## YOUR GOAL:
From the data that follows, copy every line holding the string "ylabel".

## ROWS:
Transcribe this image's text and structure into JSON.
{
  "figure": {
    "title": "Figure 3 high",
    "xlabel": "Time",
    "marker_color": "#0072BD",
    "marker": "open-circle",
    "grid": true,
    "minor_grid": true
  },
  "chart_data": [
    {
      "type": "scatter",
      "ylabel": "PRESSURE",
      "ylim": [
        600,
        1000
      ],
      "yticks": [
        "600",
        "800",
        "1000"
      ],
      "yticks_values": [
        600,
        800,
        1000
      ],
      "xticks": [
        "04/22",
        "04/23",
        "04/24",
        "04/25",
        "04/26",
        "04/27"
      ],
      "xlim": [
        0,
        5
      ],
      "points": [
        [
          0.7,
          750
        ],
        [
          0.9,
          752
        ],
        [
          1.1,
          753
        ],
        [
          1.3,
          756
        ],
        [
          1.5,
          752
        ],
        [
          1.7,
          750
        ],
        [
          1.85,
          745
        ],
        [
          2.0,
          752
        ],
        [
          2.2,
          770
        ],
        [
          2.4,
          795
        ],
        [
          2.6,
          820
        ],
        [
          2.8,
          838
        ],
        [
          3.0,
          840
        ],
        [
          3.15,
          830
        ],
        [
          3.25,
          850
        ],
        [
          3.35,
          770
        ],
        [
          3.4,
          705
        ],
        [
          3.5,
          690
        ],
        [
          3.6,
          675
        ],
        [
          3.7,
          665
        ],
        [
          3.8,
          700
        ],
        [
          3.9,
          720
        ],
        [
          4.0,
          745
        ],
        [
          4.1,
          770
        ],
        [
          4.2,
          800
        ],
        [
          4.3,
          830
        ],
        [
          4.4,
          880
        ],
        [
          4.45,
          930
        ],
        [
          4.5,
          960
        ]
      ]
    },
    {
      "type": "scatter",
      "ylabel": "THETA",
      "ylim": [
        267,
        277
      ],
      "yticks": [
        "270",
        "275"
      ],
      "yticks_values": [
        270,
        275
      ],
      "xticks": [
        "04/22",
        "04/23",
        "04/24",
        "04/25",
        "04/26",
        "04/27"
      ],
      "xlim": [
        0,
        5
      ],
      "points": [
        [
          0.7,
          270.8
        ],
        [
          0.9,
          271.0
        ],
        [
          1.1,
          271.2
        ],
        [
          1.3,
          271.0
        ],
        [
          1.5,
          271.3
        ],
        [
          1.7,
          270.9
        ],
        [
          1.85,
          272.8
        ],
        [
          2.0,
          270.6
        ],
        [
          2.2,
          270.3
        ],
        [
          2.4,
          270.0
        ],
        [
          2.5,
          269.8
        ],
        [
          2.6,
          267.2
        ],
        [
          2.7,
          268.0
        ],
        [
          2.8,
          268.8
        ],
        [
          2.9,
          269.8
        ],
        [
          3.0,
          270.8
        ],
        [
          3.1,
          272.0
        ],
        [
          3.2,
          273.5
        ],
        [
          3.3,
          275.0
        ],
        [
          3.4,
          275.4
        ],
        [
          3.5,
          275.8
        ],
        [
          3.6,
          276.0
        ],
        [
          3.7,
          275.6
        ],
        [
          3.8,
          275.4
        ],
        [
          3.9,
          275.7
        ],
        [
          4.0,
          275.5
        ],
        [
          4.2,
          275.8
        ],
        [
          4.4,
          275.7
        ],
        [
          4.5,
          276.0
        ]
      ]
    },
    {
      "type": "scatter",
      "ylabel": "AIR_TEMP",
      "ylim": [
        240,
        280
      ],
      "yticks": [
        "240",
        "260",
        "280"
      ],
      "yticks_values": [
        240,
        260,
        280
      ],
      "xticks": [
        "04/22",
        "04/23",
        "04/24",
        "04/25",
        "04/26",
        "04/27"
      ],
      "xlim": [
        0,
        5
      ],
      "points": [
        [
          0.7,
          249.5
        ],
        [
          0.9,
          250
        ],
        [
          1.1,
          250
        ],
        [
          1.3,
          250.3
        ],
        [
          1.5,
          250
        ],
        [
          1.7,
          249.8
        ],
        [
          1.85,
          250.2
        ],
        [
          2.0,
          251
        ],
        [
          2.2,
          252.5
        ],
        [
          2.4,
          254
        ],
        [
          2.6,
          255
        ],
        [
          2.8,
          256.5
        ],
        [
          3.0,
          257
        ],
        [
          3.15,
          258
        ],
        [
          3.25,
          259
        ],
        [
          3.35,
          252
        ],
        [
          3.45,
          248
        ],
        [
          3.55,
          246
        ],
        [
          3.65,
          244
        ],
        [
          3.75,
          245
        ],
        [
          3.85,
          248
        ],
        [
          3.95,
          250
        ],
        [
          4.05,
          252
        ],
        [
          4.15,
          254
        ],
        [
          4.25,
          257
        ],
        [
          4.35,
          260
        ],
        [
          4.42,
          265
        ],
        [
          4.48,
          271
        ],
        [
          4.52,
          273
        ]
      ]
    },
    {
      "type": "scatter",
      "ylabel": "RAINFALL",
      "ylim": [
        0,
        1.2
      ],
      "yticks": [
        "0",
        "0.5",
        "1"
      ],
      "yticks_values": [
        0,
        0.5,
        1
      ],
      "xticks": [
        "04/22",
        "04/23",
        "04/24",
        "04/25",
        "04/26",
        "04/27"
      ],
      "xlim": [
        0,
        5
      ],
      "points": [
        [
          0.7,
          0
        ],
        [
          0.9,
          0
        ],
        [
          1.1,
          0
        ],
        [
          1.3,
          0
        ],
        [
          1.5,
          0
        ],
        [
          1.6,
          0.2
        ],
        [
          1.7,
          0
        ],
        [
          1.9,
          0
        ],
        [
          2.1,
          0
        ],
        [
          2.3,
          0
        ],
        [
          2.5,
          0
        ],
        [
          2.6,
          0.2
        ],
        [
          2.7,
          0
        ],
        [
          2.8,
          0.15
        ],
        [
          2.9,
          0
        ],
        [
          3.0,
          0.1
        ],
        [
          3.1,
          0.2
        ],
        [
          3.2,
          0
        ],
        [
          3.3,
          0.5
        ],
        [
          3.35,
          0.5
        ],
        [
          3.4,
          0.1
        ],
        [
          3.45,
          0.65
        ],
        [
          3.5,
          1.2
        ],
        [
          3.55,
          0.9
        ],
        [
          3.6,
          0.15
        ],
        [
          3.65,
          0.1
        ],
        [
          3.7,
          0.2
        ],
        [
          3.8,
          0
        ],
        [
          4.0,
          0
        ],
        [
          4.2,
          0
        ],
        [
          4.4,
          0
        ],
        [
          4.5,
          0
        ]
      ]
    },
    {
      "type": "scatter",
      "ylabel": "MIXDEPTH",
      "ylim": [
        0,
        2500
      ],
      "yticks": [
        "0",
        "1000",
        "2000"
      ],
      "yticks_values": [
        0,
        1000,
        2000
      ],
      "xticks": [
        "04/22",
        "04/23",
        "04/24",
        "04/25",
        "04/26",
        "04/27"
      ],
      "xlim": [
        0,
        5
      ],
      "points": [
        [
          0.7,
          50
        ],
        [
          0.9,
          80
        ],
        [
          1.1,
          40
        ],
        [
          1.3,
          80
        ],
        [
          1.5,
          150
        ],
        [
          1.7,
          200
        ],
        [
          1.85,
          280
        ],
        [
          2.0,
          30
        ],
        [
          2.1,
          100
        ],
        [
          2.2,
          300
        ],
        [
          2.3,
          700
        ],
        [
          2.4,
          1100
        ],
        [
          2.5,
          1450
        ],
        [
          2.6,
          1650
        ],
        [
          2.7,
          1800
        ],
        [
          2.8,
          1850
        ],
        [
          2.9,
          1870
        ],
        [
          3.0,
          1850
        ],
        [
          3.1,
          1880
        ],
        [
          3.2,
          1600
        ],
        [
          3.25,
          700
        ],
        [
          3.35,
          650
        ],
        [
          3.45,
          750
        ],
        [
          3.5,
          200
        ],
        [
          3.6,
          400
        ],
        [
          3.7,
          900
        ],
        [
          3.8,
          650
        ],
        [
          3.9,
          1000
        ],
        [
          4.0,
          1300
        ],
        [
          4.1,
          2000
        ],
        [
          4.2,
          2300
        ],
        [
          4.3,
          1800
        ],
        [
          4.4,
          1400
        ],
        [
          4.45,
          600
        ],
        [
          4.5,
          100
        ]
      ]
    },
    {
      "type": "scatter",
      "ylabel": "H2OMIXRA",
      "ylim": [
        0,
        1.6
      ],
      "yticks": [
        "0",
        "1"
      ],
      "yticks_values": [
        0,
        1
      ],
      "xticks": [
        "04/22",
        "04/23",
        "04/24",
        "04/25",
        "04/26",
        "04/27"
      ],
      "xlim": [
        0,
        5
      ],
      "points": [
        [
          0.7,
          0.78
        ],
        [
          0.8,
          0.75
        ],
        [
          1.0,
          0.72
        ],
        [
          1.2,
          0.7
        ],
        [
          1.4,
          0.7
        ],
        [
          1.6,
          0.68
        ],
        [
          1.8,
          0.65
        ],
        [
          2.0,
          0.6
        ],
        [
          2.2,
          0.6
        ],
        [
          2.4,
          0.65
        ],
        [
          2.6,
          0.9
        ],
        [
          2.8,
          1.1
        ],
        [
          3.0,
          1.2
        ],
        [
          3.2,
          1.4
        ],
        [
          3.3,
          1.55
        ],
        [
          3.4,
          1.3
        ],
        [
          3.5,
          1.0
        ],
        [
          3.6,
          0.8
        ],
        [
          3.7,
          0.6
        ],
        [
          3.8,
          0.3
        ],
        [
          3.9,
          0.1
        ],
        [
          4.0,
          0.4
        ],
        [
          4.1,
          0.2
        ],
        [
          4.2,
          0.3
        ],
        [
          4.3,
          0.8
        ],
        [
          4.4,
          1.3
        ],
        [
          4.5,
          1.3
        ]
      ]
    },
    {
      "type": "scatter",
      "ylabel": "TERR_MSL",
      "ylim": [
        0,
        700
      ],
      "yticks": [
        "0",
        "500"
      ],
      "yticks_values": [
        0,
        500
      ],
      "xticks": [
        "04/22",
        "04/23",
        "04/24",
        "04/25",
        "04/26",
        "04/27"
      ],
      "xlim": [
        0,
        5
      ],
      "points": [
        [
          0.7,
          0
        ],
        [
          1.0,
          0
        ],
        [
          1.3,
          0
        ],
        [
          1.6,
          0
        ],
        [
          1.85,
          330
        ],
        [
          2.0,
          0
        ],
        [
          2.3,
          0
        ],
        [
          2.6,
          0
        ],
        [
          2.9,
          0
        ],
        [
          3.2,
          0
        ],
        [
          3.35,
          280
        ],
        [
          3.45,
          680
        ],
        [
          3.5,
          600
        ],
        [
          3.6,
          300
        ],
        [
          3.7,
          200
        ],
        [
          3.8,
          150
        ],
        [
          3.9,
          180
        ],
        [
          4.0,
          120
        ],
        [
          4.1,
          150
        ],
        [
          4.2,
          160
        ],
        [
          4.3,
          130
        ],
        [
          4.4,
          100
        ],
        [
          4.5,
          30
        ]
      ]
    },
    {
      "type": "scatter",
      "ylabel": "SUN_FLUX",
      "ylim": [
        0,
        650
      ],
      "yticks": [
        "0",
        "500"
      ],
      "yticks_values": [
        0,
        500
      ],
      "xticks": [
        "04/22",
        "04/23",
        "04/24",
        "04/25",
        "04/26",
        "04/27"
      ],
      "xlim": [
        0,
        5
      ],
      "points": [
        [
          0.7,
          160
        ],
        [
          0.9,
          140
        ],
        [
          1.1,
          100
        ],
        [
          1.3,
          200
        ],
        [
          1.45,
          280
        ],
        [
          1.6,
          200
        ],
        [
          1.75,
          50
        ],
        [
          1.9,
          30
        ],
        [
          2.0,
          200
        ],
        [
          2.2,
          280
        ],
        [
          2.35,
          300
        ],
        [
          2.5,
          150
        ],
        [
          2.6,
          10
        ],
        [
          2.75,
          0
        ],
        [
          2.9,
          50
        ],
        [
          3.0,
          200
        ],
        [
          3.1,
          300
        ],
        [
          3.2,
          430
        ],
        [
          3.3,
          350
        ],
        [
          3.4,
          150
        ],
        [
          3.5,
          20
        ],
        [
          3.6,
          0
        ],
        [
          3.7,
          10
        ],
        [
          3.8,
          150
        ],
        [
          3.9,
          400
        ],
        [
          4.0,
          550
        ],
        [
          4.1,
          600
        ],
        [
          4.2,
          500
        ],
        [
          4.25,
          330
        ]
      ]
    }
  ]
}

## EXERCISE ANSWER:
      "ylabel": "PRESSURE",
      "ylabel": "THETA",
      "ylabel": "AIR_TEMP",
      "ylabel": "RAINFALL",
      "ylabel": "MIXDEPTH",
      "ylabel": "H2OMIXRA",
      "ylabel": "TERR_MSL",
      "ylabel": "SUN_FLUX",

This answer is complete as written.